After the killing, at a nearby parking lot, appellant met a friend, Lawrence Karge, who had previously been employed at the U-Tote-M Store in which the robbery and murder of the cashier occurred. Karge had planned the robbery with Hargrave and had given appellant detailed information about the store's alarm and security devices. Karge drove Hargrave home, where the appellant remained for a short time before leaving for his job as a night security guard.

Approximately seven months later, an informant named Terry Morton contacted the Miami Police Department relative to the U-Tote-M Store homicide. Both Karge and appellant, on separate occasions, had told the informant about the homicide.

Two days after receiving this information, the police placed the respective residences of Karge and Hargrave under surveillance. Shortly thereafter a vehicle which contained the two suspects was stopped. Appellant was taken to the homicide office where he waived his Miranda rights and signed a statement confessing to the killing and identifying the location of the murder weapon.

** WRITTEN INSTRUCTION 1 **
Update the homicide case excerpt by reproducing it between "After the killing, at" and "night security guard.", inclusive, with "parking lot" changed to "shopping center".
** WRITTEN INSTRUCTION 2 **
Answer these questions from the homicide case excerpt:
(a) What was the informant's name?
(b) What job did the appellant leave Hargrave's home to go to?
(c) How long after receiving the informant's information did the police begin surveillance of the residences?
The listing below has no connection to the homicide case excerpt.

** DATA ENTRIES **
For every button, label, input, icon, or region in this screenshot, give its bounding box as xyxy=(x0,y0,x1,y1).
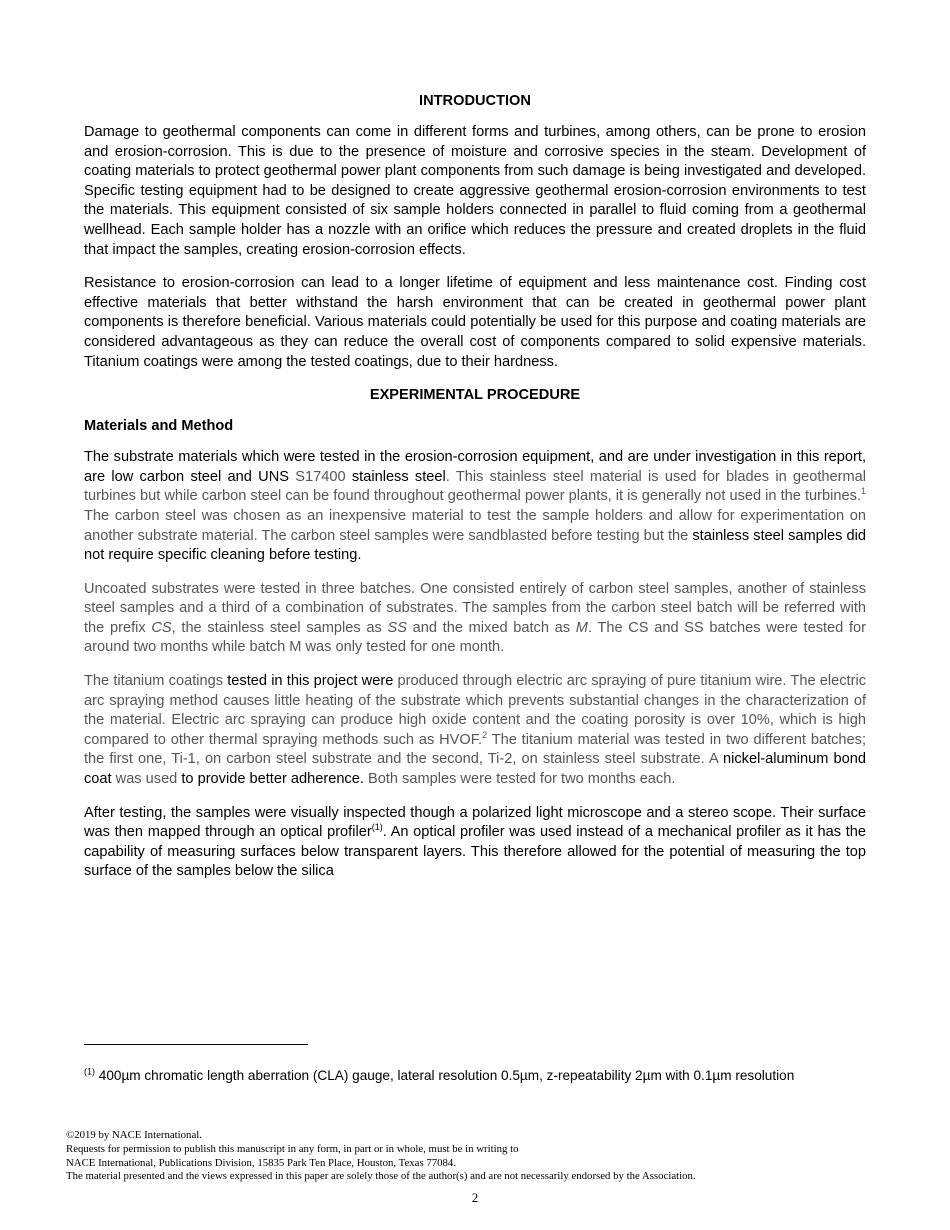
* * *
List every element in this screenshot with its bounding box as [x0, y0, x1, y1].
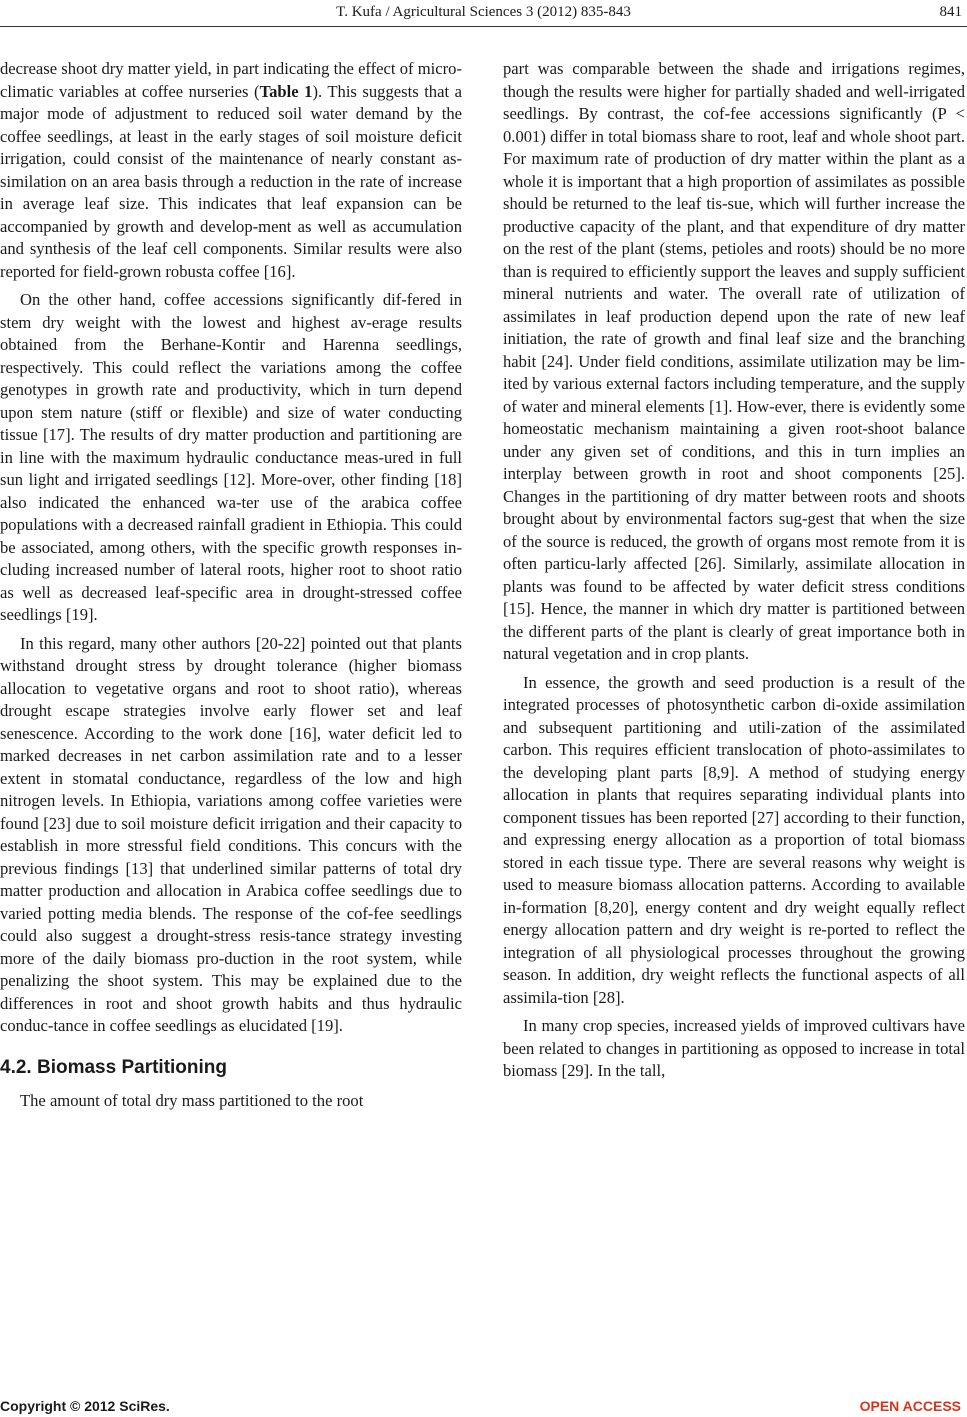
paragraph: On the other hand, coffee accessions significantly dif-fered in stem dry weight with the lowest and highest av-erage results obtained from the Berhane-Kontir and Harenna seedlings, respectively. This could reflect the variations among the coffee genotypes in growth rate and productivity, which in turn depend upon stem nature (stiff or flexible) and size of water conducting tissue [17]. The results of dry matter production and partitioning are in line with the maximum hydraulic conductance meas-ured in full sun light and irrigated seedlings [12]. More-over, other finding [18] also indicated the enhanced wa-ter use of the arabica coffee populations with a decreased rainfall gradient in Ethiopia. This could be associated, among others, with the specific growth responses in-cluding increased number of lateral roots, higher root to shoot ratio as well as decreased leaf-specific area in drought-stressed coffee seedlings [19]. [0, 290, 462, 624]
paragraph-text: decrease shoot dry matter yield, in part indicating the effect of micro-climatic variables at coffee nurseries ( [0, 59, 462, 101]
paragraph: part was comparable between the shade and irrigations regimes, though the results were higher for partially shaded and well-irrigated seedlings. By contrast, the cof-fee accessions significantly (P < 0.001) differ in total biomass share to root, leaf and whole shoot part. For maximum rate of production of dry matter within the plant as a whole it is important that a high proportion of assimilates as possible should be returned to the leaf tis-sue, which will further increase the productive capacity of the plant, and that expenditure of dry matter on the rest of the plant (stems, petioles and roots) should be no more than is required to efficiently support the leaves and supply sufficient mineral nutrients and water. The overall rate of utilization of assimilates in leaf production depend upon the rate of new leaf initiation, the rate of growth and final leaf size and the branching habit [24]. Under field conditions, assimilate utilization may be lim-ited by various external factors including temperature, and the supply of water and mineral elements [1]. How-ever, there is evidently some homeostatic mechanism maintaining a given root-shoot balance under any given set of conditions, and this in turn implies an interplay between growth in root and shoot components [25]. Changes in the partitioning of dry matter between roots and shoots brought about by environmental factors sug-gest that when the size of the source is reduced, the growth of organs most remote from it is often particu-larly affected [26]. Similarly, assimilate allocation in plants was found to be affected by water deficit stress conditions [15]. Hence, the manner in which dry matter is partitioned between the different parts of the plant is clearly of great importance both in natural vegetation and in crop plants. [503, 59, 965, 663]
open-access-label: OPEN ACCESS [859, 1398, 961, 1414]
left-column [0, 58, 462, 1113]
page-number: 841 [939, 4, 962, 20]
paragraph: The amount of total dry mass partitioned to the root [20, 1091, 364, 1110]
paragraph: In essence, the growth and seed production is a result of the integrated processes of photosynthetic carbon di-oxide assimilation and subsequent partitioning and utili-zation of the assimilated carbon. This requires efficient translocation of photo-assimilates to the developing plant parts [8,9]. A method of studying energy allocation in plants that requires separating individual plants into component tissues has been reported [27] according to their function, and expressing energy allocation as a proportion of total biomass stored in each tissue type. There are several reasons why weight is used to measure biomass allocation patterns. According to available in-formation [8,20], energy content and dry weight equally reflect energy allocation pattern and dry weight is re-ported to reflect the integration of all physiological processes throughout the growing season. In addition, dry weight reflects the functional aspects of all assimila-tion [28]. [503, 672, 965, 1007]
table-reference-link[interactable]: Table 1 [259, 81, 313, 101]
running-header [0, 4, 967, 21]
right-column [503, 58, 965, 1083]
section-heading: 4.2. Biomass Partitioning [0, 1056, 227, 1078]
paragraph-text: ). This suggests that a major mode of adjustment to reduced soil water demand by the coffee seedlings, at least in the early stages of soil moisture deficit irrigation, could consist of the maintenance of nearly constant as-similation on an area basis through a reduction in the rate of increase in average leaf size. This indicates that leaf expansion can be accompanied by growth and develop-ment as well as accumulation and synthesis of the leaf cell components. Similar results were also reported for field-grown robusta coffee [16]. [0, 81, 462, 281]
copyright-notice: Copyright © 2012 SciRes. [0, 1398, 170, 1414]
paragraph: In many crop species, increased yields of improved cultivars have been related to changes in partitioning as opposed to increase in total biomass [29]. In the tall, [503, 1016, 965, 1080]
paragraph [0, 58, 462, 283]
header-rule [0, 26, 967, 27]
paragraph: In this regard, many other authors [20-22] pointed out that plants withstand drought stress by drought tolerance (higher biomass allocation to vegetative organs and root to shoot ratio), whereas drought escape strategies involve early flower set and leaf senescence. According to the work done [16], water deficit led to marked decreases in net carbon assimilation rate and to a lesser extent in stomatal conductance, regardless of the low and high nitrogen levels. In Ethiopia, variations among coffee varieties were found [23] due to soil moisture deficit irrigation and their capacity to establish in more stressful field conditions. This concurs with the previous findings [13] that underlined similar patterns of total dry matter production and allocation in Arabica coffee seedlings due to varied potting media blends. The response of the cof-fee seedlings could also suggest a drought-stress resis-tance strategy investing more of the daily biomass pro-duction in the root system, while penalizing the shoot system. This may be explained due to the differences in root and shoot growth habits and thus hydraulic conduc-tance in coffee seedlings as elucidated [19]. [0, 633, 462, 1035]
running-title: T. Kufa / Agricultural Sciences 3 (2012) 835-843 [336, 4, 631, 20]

** TASK ANSWER 1 **
After the killing, at a nearby shopping center, appellant met a friend, Lawrence Karge, who had previously been employed at the U-Tote-M Store in which the robbery and murder of the cashier occurred. Karge had planned the robbery with Hargrave and had given appellant detailed information about the store's alarm and security devices. Karge drove Hargrave home, where the appellant remained for a short time before leaving for his job as a night security guard.

** TASK ANSWER 2 **
(a) Terry Morton
(b) Night security guard
(c) Two days